* The request
Arrange every line of the material as a Markdown table with the columns "Row" and "Line", numbering each row and omitting blank lines. Leave the pictures out of the answer.

* Exercise materials

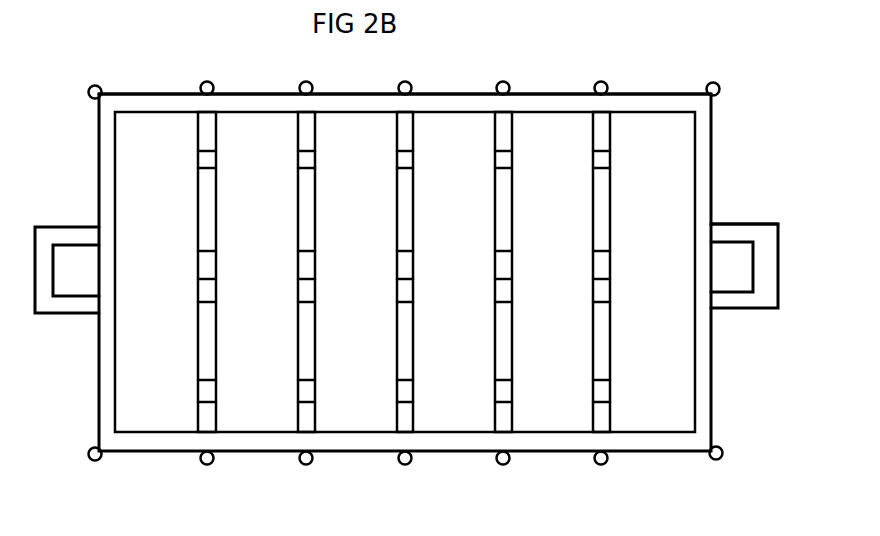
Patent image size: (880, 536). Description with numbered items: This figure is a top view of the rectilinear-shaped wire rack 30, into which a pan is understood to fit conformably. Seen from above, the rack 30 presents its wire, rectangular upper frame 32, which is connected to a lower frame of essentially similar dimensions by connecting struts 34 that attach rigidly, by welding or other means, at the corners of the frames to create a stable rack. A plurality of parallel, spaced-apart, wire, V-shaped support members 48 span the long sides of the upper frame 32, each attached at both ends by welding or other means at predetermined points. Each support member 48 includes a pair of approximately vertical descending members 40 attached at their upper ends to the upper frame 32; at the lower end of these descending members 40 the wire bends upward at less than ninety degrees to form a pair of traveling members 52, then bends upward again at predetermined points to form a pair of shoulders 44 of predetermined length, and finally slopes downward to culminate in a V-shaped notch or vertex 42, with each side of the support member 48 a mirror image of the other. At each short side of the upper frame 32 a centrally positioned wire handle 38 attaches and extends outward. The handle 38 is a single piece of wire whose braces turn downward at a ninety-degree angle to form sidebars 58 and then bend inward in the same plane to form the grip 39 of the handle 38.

The rack 30 is at (713, 348).
The upper frame 32 is at (632, 95).
The connecting struts 34 is at (88, 88).
The wire handle 38 is at (73, 318).
The grip 39 is at (780, 272).
The vertical descending members 40 is at (202, 85).
The V-shaped notch or vertex 42 is at (217, 282).
The shoulders 44 is at (198, 223).
The V-shaped support members 48 is at (195, 177).
The traveling members 52 is at (215, 123).
The sidebars 58 is at (722, 220).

* Solution to the exercise
| Row | Line |
|---|---|
| 1 | Patent image size: (880, 536). Description with numbered items: This figure is a top view of the rectilinear-shaped wire rack 30, into which a pan is understood to fit conformably. Seen from above, the rack 30 presents its wire, rectangular upper frame 32, which is connected to a lower frame of essentially similar dimensions by connecting struts 34 that attach rigidly, by welding or other means, at the corners of the frames to create a stable rack. A plurality of parallel, spaced-apart, wire, V-shaped support members 48 span the long sides of the upper frame 32, each attached at both ends by welding or other means at predetermined points. Each support member 48 includes a pair of approximately vertical descending members 40 attached at their upper ends to the upper frame 32; at the lower end of these descending members 40 the wire bends upward at less than ninety degrees to form a pair of traveling members 52, then bends upward again at predetermined points to form a pair of shoulders 44 of predetermined length, and finally slopes downward to culminate in a V-shaped notch or vertex 42, with each side of the support member 48 a mirror image of the other. At each short side of the upper frame 32 a centrally positioned wire handle 38 attaches and extends outward. The handle 38 is a single piece of wire whose braces turn downward at a ninety-degree angle to form sidebars 58 and then bend inward in the same plane to form the grip 39 of the handle 38. |
| 2 | The rack 30 is at (713, 348). |
| 3 | The upper frame 32 is at (632, 95). |
| 4 | The connecting struts 34 is at (88, 88). |
| 5 | The wire handle 38 is at (73, 318). |
| 6 | The grip 39 is at (780, 272). |
| 7 | The vertical descending members 40 is at (202, 85). |
| 8 | The V-shaped notch or vertex 42 is at (217, 282). |
| 9 | The shoulders 44 is at (198, 223). |
| 10 | The V-shaped support members 48 is at (195, 177). |
| 11 | The traveling members 52 is at (215, 123). |
| 12 | The sidebars 58 is at (722, 220). |